■ What is asked: Output every entry exactly as written.
-*-*-
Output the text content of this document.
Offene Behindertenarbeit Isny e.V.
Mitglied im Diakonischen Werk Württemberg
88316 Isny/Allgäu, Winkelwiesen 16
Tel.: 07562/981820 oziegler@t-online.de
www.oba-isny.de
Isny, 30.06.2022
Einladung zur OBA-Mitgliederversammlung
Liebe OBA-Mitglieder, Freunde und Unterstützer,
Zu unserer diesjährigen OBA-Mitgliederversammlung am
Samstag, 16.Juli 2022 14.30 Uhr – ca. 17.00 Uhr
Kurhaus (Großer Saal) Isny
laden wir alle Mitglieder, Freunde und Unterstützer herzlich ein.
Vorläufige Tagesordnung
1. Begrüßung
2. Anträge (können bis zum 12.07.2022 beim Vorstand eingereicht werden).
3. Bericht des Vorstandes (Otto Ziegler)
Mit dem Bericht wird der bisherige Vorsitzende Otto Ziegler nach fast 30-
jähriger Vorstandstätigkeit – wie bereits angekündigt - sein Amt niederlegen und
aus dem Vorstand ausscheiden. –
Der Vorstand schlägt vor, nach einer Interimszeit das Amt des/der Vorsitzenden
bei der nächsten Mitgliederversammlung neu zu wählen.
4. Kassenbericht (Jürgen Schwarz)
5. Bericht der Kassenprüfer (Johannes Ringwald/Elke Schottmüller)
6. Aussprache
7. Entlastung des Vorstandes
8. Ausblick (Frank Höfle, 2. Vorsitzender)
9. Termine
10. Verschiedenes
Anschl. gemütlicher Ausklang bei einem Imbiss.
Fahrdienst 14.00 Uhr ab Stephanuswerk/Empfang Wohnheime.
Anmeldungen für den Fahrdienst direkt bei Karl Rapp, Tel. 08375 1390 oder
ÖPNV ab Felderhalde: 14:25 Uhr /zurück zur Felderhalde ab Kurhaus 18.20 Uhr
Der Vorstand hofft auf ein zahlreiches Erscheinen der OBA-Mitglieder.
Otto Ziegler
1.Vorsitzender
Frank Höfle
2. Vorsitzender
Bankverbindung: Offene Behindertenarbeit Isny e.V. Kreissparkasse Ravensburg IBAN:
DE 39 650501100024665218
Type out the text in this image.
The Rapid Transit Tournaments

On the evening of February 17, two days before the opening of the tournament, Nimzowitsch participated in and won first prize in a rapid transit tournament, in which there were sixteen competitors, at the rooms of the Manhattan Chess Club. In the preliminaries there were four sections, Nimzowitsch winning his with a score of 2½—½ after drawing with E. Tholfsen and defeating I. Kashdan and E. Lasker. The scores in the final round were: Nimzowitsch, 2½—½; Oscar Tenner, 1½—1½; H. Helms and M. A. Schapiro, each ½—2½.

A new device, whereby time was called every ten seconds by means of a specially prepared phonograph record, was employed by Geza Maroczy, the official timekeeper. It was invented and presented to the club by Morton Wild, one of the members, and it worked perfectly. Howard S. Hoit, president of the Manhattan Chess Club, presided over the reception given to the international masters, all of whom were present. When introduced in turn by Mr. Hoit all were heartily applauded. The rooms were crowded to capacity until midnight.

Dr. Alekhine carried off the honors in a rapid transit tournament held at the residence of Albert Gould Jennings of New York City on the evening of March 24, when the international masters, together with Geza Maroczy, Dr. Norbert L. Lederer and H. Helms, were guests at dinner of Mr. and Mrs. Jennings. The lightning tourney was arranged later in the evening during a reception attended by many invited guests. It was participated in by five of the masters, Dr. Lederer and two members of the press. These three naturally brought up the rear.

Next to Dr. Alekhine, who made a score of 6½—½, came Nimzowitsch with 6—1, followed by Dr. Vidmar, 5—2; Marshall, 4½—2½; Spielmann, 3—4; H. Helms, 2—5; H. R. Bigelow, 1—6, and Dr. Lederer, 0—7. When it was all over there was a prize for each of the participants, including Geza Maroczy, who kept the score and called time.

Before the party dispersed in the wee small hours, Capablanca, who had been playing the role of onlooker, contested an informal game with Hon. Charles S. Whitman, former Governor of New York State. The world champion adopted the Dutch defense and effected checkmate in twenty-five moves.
-*-*-
■ Solution for this task:
Output the text content of this document.
Offene Behindertenarbeit Isny e.V.
Mitglied im Diakonischen Werk Württemberg
88316 Isny/Allgäu, Winkelwiesen 16
Tel.: 07562/981820 oziegler@t-online.de
www.oba-isny.de
Isny, 30.06.2022
Einladung zur OBA-Mitgliederversammlung
Liebe OBA-Mitglieder, Freunde und Unterstützer,
Zu unserer diesjährigen OBA-Mitgliederversammlung am
Samstag, 16.Juli 2022 14.30 Uhr – ca. 17.00 Uhr
Kurhaus (Großer Saal) Isny
laden wir alle Mitglieder, Freunde und Unterstützer herzlich ein.
Vorläufige Tagesordnung
1. Begrüßung
2. Anträge (können bis zum 12.07.2022 beim Vorstand eingereicht werden).
3. Bericht des Vorstandes (Otto Ziegler)
Mit dem Bericht wird der bisherige Vorsitzende Otto Ziegler nach fast 30-
jähriger Vorstandstätigkeit – wie bereits angekündigt - sein Amt niederlegen und
aus dem Vorstand ausscheiden. –
Der Vorstand schlägt vor, nach einer Interimszeit das Amt des/der Vorsitzenden
bei der nächsten Mitgliederversammlung neu zu wählen.
4. Kassenbericht (Jürgen Schwarz)
5. Bericht der Kassenprüfer (Johannes Ringwald/Elke Schottmüller)
6. Aussprache
7. Entlastung des Vorstandes
8. Ausblick (Frank Höfle, 2. Vorsitzender)
9. Termine
10. Verschiedenes
Anschl. gemütlicher Ausklang bei einem Imbiss.
Fahrdienst 14.00 Uhr ab Stephanuswerk/Empfang Wohnheime.
Anmeldungen für den Fahrdienst direkt bei Karl Rapp, Tel. 08375 1390 oder
ÖPNV ab Felderhalde: 14:25 Uhr /zurück zur Felderhalde ab Kurhaus 18.20 Uhr
Der Vorstand hofft auf ein zahlreiches Erscheinen der OBA-Mitglieder.
Otto Ziegler
1.Vorsitzender
Frank Höfle
2. Vorsitzender
Bankverbindung: Offene Behindertenarbeit Isny e.V. Kreissparkasse Ravensburg IBAN:
DE 39 650501100024665218
Type out the text in this image.
The Rapid Transit Tournaments

On the evening of February 17, two days before the opening of the tournament, Nimzowitsch participated in and won first prize in a rapid transit tournament, in which there were sixteen competitors, at the rooms of the Manhattan Chess Club. In the preliminaries there were four sections, Nimzowitsch winning his with a score of 2½—½ after drawing with E. Tholfsen and defeating I. Kashdan and E. Lasker. The scores in the final round were: Nimzowitsch, 2½—½; Oscar Tenner, 1½—1½; H. Helms and M. A. Schapiro, each ½—2½.

A new device, whereby time was called every ten seconds by means of a specially prepared phonograph record, was employed by Geza Maroczy, the official timekeeper. It was invented and presented to the club by Morton Wild, one of the members, and it worked perfectly. Howard S. Hoit, president of the Manhattan Chess Club, presided over the reception given to the international masters, all of whom were present. When introduced in turn by Mr. Hoit all were heartily applauded. The rooms were crowded to capacity until midnight.

Dr. Alekhine carried off the honors in a rapid transit tournament held at the residence of Albert Gould Jennings of New York City on the evening of March 24, when the international masters, together with Geza Maroczy, Dr. Norbert L. Lederer and H. Helms, were guests at dinner of Mr. and Mrs. Jennings. The lightning tourney was arranged later in the evening during a reception attended by many invited guests. It was participated in by five of the masters, Dr. Lederer and two members of the press. These three naturally brought up the rear.

Next to Dr. Alekhine, who made a score of 6½—½, came Nimzowitsch with 6—1, followed by Dr. Vidmar, 5—2; Marshall, 4½—2½; Spielmann, 3—4; H. Helms, 2—5; H. R. Bigelow, 1—6, and Dr. Lederer, 0—7. When it was all over there was a prize for each of the participants, including Geza Maroczy, who kept the score and called time.

Before the party dispersed in the wee small hours, Capablanca, who had been playing the role of onlooker, contested an informal game with Hon. Charles S. Whitman, former Governor of New York State. The world champion adopted the Dutch defense and effected checkmate in twenty-five moves.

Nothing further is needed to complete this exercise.